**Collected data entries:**
────────────────

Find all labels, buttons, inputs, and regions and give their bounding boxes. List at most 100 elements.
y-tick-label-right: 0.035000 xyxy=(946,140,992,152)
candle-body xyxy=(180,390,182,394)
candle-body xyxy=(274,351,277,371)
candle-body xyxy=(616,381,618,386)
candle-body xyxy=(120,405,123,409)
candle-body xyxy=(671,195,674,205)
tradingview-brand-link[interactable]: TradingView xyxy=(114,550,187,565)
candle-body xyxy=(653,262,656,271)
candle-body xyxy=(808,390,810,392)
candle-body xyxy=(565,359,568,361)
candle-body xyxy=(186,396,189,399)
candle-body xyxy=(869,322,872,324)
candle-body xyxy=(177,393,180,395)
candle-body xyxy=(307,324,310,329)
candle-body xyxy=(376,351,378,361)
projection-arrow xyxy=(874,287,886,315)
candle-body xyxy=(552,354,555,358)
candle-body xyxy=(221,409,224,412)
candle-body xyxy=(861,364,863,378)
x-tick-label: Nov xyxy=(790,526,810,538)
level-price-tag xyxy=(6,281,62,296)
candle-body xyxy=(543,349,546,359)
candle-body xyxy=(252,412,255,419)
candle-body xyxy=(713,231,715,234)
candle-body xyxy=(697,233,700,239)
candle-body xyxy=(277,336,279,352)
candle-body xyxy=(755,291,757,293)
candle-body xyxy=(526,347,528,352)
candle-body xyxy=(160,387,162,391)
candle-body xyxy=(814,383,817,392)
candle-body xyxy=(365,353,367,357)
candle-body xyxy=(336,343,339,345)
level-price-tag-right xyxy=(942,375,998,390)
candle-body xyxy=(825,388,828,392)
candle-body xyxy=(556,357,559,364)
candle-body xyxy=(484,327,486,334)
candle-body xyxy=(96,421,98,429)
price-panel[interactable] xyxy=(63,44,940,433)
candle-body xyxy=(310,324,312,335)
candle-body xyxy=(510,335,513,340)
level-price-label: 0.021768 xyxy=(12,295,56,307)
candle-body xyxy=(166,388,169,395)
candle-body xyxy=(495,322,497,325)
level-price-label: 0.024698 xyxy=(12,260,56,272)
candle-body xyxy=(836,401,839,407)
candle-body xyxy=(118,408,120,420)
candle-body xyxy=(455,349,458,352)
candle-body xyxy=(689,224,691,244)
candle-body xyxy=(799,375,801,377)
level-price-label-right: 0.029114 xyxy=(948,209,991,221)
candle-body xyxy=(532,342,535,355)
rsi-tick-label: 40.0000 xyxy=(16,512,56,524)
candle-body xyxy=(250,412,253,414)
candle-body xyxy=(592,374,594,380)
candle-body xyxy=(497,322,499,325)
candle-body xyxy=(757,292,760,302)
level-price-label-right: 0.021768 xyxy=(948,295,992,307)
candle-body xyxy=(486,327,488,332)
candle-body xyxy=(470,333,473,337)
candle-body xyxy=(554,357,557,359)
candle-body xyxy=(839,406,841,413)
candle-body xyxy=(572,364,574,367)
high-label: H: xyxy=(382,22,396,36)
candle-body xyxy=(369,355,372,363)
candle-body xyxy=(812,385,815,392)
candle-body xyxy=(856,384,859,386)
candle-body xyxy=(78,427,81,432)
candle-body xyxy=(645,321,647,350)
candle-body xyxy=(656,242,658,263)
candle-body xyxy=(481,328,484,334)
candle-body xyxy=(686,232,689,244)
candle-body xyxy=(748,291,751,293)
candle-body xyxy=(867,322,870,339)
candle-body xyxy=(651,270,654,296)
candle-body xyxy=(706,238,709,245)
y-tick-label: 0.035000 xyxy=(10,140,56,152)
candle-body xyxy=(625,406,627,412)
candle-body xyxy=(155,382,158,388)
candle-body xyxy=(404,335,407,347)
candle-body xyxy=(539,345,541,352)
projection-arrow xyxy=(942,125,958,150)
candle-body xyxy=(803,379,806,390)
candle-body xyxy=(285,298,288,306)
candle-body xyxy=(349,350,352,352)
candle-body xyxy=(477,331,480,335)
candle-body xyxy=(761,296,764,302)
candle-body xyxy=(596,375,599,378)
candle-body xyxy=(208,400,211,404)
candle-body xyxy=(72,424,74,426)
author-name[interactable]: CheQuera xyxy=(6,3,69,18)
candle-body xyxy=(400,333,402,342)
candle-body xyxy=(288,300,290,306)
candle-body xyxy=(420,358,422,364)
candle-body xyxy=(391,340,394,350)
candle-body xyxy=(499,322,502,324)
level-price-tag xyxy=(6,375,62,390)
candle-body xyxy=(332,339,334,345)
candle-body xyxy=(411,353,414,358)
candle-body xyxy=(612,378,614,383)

────────────────

**Stated goal:** Convert the lines in every item above into a numbered list, leaving out any blank lines.

**The completed task:**
1. Find all labels, buttons, inputs, and regions and give their bounding boxes. List at most 100 elements.
2. y-tick-label-right: 0.035000 xyxy=(946,140,992,152)
3. candle-body xyxy=(180,390,182,394)
4. candle-body xyxy=(274,351,277,371)
5. candle-body xyxy=(616,381,618,386)
6. candle-body xyxy=(120,405,123,409)
7. candle-body xyxy=(671,195,674,205)
8. tradingview-brand-link[interactable]: TradingView xyxy=(114,550,187,565)
9. candle-body xyxy=(653,262,656,271)
10. candle-body xyxy=(808,390,810,392)
11. candle-body xyxy=(565,359,568,361)
12. candle-body xyxy=(186,396,189,399)
13. candle-body xyxy=(869,322,872,324)
14. candle-body xyxy=(177,393,180,395)
15. candle-body xyxy=(307,324,310,329)
16. candle-body xyxy=(376,351,378,361)
17. projection-arrow xyxy=(874,287,886,315)
18. candle-body xyxy=(552,354,555,358)
19. candle-body xyxy=(221,409,224,412)
20. candle-body xyxy=(861,364,863,378)
21. x-tick-label: Nov xyxy=(790,526,810,538)
22. level-price-tag xyxy=(6,281,62,296)
23. candle-body xyxy=(543,349,546,359)
24. candle-body xyxy=(252,412,255,419)
25. candle-body xyxy=(713,231,715,234)
26. candle-body xyxy=(697,233,700,239)
27. candle-body xyxy=(277,336,279,352)
28. candle-body xyxy=(755,291,757,293)
29. candle-body xyxy=(526,347,528,352)
30. candle-body xyxy=(160,387,162,391)
31. candle-body xyxy=(814,383,817,392)
32. candle-body xyxy=(365,353,367,357)
33. candle-body xyxy=(336,343,339,345)
34. level-price-tag-right xyxy=(942,375,998,390)
35. candle-body xyxy=(825,388,828,392)
36. candle-body xyxy=(556,357,559,364)
37. candle-body xyxy=(484,327,486,334)
38. candle-body xyxy=(96,421,98,429)
39. price-panel[interactable] xyxy=(63,44,940,433)
40. candle-body xyxy=(310,324,312,335)
41. candle-body xyxy=(510,335,513,340)
42. level-price-label: 0.021768 xyxy=(12,295,56,307)
43. candle-body xyxy=(166,388,169,395)
44. candle-body xyxy=(495,322,497,325)
45. level-price-label: 0.024698 xyxy=(12,260,56,272)
46. candle-body xyxy=(836,401,839,407)
47. candle-body xyxy=(118,408,120,420)
48. candle-body xyxy=(455,349,458,352)
49. candle-body xyxy=(689,224,691,244)
50. candle-body xyxy=(799,375,801,377)
51. level-price-label-right: 0.029114 xyxy=(948,209,991,221)
52. candle-body xyxy=(532,342,535,355)
53. rsi-tick-label: 40.0000 xyxy=(16,512,56,524)
54. candle-body xyxy=(250,412,253,414)
55. candle-body xyxy=(592,374,594,380)
56. candle-body xyxy=(497,322,499,325)
57. candle-body xyxy=(757,292,760,302)
58. level-price-label-right: 0.021768 xyxy=(948,295,992,307)
59. candle-body xyxy=(486,327,488,332)
60. candle-body xyxy=(470,333,473,337)
61. candle-body xyxy=(554,357,557,359)
62. candle-body xyxy=(839,406,841,413)
63. candle-body xyxy=(572,364,574,367)
64. high-label: H: xyxy=(382,22,396,36)
65. candle-body xyxy=(369,355,372,363)
66. candle-body xyxy=(812,385,815,392)
67. candle-body xyxy=(856,384,859,386)
68. candle-body xyxy=(78,427,81,432)
69. candle-body xyxy=(645,321,647,350)
70. candle-body xyxy=(656,242,658,263)
71. candle-body xyxy=(481,328,484,334)
72. candle-body xyxy=(686,232,689,244)
73. candle-body xyxy=(748,291,751,293)
74. candle-body xyxy=(867,322,870,339)
75. candle-body xyxy=(651,270,654,296)
76. candle-body xyxy=(706,238,709,245)
77. y-tick-label: 0.035000 xyxy=(10,140,56,152)
78. candle-body xyxy=(625,406,627,412)
79. candle-body xyxy=(155,382,158,388)
80. candle-body xyxy=(404,335,407,347)
81. candle-body xyxy=(539,345,541,352)
82. projection-arrow xyxy=(942,125,958,150)
83. candle-body xyxy=(803,379,806,390)
84. candle-body xyxy=(285,298,288,306)
85. candle-body xyxy=(349,350,352,352)
86. candle-body xyxy=(477,331,480,335)
87. candle-body xyxy=(761,296,764,302)
88. candle-body xyxy=(596,375,599,378)
89. candle-body xyxy=(208,400,211,404)
90. candle-body xyxy=(72,424,74,426)
91. author-name[interactable]: CheQuera xyxy=(6,3,69,18)
92. candle-body xyxy=(400,333,402,342)
93. candle-body xyxy=(288,300,290,306)
94. candle-body xyxy=(420,358,422,364)
95. candle-body xyxy=(391,340,394,350)
96. candle-body xyxy=(499,322,502,324)
97. level-price-tag xyxy=(6,375,62,390)
98. candle-body xyxy=(332,339,334,345)
99. candle-body xyxy=(411,353,414,358)
100. candle-body xyxy=(612,378,614,383)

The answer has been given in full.